_Given exercise_:
Write out the entries again, from the start of the entries through the line containing "coupon-amount: $3: [832, 277, 844, 289]", with "Create password" swapped for "Choose password" and nothing else changed.

_Supplied material_:
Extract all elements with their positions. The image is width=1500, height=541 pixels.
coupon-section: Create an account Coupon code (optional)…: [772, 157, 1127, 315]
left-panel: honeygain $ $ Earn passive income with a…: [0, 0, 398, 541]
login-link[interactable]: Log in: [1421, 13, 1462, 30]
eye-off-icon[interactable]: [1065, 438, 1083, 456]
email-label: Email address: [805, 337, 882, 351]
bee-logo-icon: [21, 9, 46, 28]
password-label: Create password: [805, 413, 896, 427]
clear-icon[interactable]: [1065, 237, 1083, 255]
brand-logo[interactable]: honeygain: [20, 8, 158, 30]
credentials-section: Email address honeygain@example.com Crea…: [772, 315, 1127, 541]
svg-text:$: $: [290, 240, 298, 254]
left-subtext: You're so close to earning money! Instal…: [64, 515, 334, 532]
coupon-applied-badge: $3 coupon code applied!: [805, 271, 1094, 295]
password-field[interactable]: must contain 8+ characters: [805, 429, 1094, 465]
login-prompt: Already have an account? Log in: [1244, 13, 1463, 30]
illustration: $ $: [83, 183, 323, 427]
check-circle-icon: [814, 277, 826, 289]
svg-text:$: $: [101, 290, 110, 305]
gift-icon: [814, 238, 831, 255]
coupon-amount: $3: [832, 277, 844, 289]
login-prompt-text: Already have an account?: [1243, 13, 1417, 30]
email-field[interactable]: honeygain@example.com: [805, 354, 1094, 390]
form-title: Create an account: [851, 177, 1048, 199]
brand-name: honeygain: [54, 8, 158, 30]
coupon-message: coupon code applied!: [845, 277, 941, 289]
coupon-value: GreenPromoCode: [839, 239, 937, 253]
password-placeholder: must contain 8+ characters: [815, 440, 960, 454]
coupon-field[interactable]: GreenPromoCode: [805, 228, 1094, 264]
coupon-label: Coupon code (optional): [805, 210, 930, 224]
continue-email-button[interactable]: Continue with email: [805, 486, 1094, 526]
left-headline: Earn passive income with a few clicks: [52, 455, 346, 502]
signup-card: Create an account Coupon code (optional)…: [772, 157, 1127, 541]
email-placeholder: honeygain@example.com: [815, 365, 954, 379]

_Correct result_:
Extract all elements with their positions. The image is width=1500, height=541 pixels.
coupon-section: Create an account Coupon code (optional)…: [772, 157, 1127, 315]
left-panel: honeygain $ $ Earn passive income with a…: [0, 0, 398, 541]
login-link[interactable]: Log in: [1421, 13, 1462, 30]
eye-off-icon[interactable]: [1065, 438, 1083, 456]
email-label: Email address: [805, 337, 882, 351]
bee-logo-icon: [21, 9, 46, 28]
password-label: Choose password: [805, 413, 896, 427]
clear-icon[interactable]: [1065, 237, 1083, 255]
brand-logo[interactable]: honeygain: [20, 8, 158, 30]
credentials-section: Email address honeygain@example.com Crea…: [772, 315, 1127, 541]
svg-text:$: $: [290, 240, 298, 254]
left-subtext: You're so close to earning money! Instal…: [64, 515, 334, 532]
coupon-applied-badge: $3 coupon code applied!: [805, 271, 1094, 295]
password-field[interactable]: must contain 8+ characters: [805, 429, 1094, 465]
login-prompt: Already have an account? Log in: [1244, 13, 1463, 30]
illustration: $ $: [83, 183, 323, 427]
check-circle-icon: [814, 277, 826, 289]
svg-text:$: $: [101, 290, 110, 305]
gift-icon: [814, 238, 831, 255]
coupon-amount: $3: [832, 277, 844, 289]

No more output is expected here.